╭─ Provided material
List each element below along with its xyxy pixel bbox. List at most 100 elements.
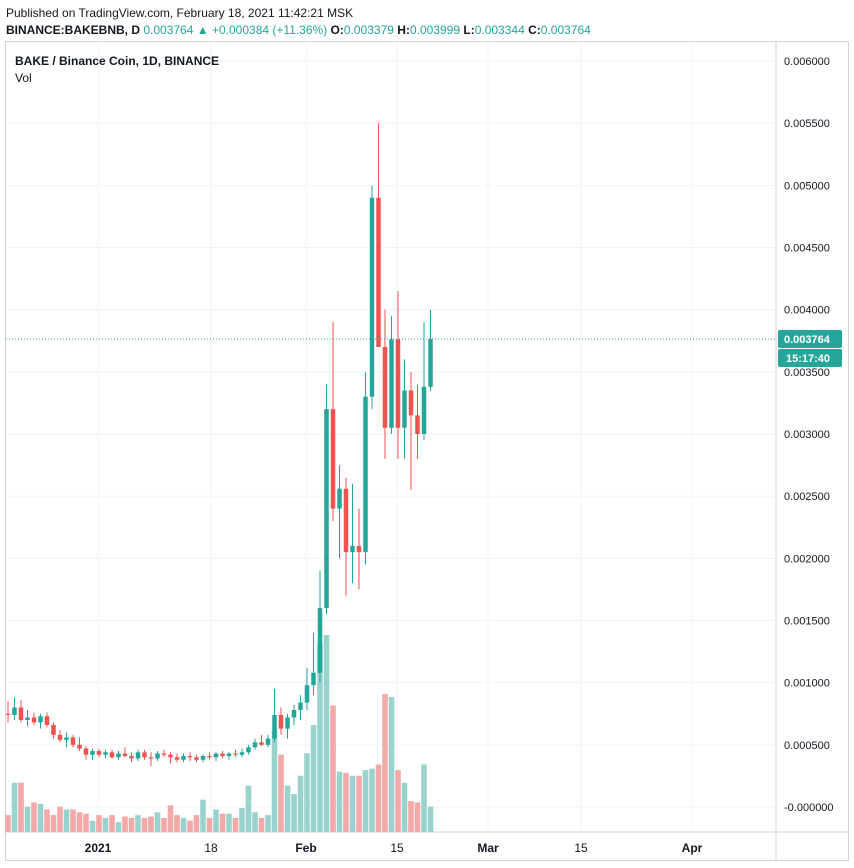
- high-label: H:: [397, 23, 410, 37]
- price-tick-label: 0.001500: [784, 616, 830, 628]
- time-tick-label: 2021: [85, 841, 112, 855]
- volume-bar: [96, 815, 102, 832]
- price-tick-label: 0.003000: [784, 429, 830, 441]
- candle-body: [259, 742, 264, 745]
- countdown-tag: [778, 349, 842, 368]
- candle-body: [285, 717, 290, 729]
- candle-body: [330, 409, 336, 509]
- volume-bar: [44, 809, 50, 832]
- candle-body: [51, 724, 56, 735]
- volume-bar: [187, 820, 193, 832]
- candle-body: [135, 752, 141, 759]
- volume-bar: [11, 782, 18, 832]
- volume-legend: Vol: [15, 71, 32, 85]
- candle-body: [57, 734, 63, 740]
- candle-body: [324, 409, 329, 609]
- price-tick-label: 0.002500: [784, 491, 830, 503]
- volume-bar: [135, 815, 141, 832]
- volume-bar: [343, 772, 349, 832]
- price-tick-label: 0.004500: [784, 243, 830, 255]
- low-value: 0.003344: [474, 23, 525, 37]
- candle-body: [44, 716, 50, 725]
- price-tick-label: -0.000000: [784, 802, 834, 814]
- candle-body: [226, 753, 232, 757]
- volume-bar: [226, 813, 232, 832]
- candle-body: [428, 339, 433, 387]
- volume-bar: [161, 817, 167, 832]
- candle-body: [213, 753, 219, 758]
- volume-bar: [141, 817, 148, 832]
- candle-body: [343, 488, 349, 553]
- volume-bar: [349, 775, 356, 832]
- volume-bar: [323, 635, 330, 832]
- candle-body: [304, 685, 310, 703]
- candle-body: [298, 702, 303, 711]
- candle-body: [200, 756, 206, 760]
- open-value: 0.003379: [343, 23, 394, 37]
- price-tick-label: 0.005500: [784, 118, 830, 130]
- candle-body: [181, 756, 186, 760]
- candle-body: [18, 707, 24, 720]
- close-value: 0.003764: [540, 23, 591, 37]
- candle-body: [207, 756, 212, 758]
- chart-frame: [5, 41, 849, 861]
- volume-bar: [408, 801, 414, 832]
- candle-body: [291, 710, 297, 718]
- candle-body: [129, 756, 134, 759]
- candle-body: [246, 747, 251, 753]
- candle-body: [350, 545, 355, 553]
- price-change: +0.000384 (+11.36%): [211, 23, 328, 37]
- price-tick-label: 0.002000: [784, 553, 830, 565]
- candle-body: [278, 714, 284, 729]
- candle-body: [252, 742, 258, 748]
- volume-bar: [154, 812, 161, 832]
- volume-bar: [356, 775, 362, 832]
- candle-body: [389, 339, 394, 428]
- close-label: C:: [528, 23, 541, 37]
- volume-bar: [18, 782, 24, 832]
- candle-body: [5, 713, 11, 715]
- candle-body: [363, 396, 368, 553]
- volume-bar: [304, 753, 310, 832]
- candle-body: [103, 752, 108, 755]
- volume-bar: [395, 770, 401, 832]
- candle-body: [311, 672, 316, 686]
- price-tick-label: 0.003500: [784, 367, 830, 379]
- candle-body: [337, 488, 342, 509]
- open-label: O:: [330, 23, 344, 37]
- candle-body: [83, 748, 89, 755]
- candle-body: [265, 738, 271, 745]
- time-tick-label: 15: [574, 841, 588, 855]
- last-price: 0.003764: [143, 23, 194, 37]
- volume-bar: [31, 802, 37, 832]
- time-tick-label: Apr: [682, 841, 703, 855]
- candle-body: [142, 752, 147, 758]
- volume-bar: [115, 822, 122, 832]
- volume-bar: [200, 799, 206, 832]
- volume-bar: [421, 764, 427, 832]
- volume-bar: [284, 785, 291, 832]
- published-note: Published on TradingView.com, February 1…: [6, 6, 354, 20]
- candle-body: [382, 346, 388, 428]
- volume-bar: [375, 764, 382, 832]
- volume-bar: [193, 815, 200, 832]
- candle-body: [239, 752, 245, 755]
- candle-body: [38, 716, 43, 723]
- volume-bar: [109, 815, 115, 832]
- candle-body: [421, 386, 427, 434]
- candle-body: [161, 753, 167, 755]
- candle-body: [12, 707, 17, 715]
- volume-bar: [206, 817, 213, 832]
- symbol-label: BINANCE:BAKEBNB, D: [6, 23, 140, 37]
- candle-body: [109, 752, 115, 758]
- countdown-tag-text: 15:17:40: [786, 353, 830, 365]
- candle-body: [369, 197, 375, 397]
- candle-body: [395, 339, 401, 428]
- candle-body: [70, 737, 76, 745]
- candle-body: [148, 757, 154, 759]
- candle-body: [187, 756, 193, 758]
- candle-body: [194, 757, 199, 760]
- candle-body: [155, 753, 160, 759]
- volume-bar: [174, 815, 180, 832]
╰─
╭─ Provided material
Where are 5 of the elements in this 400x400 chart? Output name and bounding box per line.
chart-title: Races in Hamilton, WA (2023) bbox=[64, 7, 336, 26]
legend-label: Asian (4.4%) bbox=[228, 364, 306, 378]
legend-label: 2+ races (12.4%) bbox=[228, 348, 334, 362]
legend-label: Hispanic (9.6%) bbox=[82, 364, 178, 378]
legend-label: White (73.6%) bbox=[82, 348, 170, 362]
╰─
╭─ Provided material
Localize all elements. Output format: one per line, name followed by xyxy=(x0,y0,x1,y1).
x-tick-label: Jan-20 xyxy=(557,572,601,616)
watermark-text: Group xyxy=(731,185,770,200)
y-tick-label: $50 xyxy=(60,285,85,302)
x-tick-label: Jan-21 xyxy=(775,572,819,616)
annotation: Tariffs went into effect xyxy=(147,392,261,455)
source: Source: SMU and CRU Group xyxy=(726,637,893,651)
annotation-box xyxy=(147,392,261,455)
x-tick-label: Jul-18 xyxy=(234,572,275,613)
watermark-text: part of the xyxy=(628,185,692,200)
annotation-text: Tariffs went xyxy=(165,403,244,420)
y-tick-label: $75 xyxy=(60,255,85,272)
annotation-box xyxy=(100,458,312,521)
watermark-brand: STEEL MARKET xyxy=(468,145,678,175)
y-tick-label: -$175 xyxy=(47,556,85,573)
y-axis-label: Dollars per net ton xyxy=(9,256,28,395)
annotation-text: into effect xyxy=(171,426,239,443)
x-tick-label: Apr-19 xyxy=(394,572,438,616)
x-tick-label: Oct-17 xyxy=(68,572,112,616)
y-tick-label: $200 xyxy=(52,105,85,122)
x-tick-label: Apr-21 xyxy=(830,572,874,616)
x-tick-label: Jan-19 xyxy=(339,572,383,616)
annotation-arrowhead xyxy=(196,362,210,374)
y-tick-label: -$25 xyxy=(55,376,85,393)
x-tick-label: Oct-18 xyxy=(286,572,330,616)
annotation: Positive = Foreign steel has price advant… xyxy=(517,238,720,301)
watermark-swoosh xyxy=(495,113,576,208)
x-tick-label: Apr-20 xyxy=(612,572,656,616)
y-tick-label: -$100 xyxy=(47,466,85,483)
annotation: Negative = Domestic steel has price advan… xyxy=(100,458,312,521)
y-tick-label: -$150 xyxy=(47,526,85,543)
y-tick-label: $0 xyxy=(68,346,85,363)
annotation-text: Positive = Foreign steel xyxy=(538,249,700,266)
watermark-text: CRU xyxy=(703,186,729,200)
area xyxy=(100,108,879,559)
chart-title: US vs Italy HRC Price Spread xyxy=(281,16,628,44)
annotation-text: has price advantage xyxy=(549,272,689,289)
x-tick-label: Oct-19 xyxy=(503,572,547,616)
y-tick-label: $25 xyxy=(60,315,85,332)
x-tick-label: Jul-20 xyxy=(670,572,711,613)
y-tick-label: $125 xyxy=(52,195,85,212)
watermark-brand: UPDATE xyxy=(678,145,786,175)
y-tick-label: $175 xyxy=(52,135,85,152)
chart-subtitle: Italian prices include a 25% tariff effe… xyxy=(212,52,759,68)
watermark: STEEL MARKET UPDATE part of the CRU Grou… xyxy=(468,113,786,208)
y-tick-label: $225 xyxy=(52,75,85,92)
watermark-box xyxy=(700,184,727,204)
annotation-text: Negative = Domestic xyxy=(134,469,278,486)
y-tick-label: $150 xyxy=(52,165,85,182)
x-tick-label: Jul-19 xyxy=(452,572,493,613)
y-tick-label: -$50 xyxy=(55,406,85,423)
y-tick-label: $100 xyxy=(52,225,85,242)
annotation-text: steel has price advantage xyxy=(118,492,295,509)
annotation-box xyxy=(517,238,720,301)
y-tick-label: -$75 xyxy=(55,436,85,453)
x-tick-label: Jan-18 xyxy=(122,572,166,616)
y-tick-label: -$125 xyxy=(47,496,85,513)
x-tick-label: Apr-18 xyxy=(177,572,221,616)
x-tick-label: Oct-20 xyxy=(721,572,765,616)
╰─
§ Written task
Quote the data in the first block above word for word, from the line containing "List each element" through the line containing "- countdown-tag: [778, 349, 842, 368]", and leave the pictures out of your answer.

§ Reply
List each element below along with its xyxy pixel bbox. List at most 100 elements.
- high-label: H:: [397, 23, 410, 37]
- price-tick-label: 0.001500: [784, 616, 830, 628]
- time-tick-label: 2021: [85, 841, 112, 855]
- volume-bar: [96, 815, 102, 832]
- price-tick-label: 0.003000: [784, 429, 830, 441]
- candle-body: [259, 742, 264, 745]
- countdown-tag: [778, 349, 842, 368]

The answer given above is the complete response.